### Direction
Copy out all the lines in the records that include the word "labels".

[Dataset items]
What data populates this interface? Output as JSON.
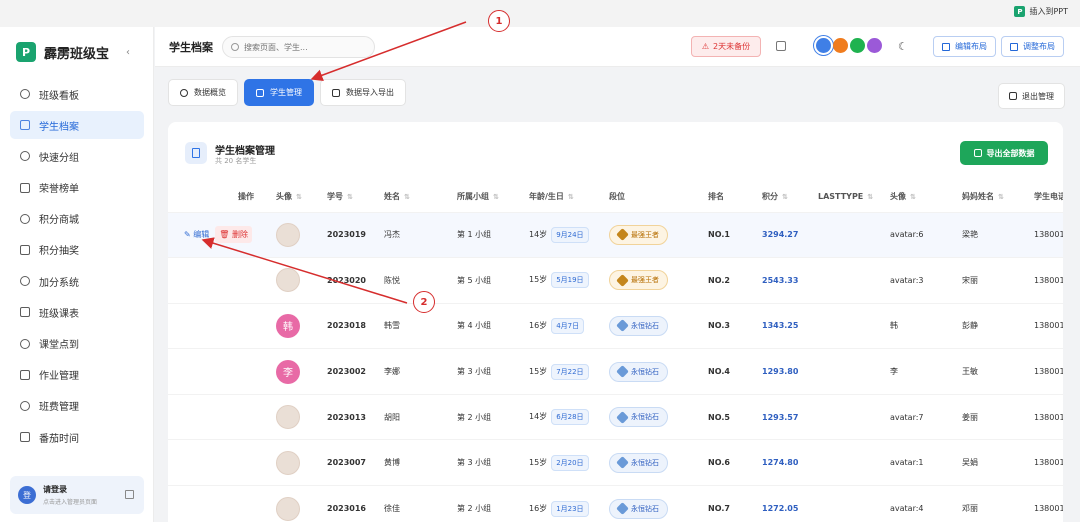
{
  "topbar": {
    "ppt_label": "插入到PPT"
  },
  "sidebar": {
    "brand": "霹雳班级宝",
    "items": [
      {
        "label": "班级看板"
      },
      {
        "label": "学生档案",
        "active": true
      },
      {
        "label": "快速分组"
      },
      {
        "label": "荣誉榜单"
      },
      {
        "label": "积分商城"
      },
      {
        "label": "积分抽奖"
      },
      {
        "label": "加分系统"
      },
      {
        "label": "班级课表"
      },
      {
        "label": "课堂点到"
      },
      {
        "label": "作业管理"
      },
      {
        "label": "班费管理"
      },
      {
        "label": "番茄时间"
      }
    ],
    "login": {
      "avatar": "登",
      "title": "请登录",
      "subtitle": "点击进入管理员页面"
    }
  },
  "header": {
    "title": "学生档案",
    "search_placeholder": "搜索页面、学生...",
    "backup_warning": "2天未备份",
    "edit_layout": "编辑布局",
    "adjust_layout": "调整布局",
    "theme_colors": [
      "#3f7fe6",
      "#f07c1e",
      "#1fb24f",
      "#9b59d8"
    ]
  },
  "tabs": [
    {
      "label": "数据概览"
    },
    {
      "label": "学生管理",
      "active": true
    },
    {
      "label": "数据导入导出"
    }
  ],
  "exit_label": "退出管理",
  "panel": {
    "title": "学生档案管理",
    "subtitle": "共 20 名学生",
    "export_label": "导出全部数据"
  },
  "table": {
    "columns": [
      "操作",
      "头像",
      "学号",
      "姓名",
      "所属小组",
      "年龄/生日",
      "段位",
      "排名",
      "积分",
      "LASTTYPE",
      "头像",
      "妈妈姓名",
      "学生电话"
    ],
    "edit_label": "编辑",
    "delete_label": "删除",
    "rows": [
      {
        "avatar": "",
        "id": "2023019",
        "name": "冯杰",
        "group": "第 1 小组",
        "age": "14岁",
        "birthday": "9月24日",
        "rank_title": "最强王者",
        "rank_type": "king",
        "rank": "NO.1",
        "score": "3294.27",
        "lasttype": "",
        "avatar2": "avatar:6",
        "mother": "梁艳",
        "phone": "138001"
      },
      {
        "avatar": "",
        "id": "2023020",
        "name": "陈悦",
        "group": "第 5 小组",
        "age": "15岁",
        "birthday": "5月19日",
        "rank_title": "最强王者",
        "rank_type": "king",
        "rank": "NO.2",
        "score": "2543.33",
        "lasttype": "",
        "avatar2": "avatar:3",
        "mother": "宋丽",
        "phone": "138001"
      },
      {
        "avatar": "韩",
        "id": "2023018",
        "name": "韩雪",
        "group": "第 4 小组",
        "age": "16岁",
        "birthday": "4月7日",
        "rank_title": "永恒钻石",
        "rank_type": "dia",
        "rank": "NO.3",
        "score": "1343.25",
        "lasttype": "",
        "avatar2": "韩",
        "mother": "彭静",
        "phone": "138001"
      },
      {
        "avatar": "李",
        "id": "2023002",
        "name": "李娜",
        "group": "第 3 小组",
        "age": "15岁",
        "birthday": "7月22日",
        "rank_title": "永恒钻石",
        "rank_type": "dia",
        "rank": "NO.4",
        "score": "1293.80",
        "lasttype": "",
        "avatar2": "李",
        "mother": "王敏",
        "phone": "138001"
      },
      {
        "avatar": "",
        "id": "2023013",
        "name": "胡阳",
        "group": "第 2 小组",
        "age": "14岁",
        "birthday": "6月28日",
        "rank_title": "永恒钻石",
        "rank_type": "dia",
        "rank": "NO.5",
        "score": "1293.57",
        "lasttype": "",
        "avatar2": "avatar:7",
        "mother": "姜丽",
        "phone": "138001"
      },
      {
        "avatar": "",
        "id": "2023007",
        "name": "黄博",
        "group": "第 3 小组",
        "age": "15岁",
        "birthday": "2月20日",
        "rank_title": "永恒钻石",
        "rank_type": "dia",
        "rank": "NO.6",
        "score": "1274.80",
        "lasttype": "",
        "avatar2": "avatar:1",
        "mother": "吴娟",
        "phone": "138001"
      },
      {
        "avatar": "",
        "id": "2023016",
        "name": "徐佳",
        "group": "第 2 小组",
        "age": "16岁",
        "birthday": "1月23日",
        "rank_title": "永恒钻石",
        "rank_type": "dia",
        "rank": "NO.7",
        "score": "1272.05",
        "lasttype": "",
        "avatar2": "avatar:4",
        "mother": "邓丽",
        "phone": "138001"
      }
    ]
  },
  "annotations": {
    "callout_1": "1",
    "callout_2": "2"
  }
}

---

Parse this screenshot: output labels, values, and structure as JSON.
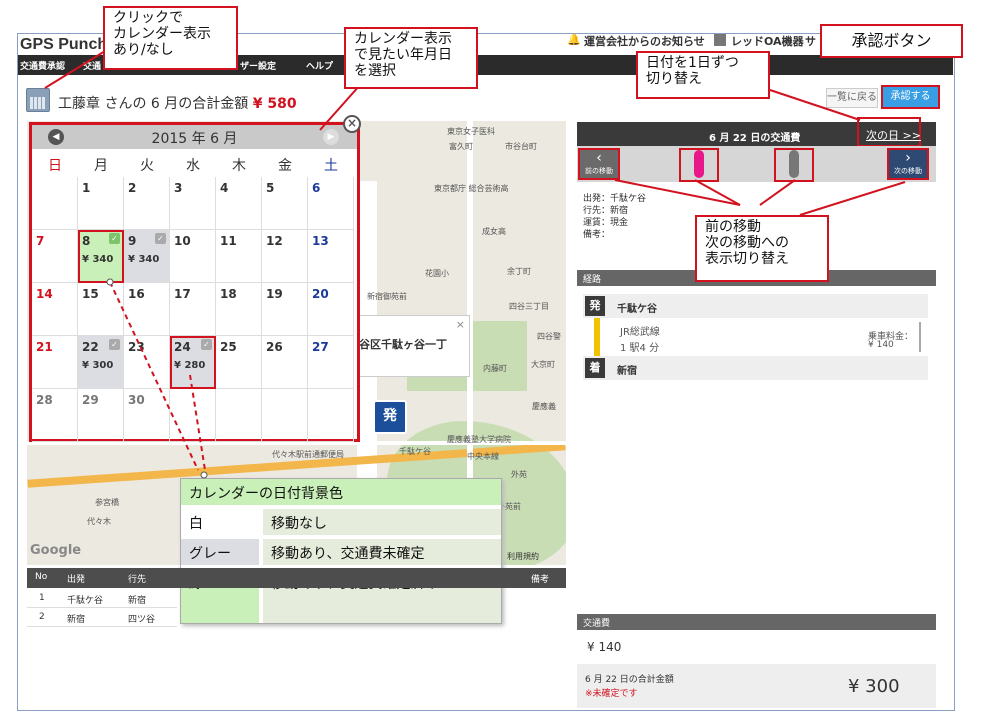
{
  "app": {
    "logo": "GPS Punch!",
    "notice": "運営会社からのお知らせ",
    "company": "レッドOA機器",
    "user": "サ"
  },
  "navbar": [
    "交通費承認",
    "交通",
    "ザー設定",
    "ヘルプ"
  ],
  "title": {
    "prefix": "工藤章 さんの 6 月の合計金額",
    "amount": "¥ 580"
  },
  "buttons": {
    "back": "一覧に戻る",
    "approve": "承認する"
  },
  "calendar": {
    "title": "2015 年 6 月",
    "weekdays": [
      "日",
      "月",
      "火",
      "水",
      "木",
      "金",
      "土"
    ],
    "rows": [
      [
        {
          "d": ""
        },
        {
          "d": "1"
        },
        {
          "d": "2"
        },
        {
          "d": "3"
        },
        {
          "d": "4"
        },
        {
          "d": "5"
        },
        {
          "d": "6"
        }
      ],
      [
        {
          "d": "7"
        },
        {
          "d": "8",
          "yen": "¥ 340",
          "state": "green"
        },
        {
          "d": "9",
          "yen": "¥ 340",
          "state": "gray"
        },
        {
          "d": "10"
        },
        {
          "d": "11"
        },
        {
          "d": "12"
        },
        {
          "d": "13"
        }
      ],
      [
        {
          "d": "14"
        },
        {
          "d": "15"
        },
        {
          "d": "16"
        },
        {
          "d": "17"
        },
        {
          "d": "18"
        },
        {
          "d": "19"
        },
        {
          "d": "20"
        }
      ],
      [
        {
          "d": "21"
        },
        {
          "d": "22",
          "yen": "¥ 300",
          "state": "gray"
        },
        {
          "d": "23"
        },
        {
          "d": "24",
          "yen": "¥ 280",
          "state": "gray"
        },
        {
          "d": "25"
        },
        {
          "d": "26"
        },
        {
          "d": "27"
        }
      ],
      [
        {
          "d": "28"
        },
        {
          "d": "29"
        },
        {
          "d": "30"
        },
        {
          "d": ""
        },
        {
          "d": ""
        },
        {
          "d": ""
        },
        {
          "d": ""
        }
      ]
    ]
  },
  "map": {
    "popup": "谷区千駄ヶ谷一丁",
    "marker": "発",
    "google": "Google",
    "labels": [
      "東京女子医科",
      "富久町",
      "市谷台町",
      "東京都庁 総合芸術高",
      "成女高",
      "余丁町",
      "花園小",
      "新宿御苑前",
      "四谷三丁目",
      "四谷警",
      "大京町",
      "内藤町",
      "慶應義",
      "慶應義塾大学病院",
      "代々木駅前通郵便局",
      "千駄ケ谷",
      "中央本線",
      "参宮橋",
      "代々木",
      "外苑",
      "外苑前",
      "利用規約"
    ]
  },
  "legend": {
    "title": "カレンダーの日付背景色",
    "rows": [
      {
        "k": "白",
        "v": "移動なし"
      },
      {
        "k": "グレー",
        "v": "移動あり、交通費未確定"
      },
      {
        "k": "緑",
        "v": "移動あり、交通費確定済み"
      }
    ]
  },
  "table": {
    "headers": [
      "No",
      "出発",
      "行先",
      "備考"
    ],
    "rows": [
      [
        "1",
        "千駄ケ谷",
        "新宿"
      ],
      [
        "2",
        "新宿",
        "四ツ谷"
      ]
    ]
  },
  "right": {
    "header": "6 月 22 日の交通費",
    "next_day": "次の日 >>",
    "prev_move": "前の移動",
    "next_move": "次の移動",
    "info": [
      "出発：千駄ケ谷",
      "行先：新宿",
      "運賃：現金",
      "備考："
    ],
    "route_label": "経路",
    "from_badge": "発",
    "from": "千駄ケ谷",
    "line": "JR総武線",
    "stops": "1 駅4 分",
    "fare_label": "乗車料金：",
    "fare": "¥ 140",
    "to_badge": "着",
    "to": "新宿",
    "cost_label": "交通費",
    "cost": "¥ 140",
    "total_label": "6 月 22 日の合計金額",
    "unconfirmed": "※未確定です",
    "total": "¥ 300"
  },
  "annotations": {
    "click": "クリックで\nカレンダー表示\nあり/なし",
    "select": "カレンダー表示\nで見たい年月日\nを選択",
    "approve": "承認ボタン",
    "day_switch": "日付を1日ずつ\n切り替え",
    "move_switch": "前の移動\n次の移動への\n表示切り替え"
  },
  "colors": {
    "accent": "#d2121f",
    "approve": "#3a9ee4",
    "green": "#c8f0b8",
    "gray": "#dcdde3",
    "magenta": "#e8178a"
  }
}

...

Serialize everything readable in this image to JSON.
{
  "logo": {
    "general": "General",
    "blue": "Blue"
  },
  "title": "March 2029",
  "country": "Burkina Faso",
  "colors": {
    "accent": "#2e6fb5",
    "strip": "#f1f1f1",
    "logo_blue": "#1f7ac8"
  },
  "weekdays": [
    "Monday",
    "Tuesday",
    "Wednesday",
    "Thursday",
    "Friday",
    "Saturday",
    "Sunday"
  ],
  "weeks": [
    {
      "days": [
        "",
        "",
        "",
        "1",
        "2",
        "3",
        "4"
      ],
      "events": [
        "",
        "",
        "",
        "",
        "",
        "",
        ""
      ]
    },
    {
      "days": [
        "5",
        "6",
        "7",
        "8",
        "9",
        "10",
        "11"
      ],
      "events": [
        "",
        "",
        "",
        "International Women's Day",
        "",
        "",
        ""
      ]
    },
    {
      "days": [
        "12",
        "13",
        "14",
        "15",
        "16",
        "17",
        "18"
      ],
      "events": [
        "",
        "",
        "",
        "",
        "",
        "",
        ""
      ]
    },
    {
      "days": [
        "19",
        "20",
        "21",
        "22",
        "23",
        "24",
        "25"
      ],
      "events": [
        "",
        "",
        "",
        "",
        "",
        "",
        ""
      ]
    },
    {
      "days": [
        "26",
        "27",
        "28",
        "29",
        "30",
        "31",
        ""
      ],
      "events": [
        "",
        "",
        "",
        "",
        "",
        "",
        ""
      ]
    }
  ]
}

### Output for this task
Parse this screenshot: output labels, values, and structure as JSON.
    "labels": [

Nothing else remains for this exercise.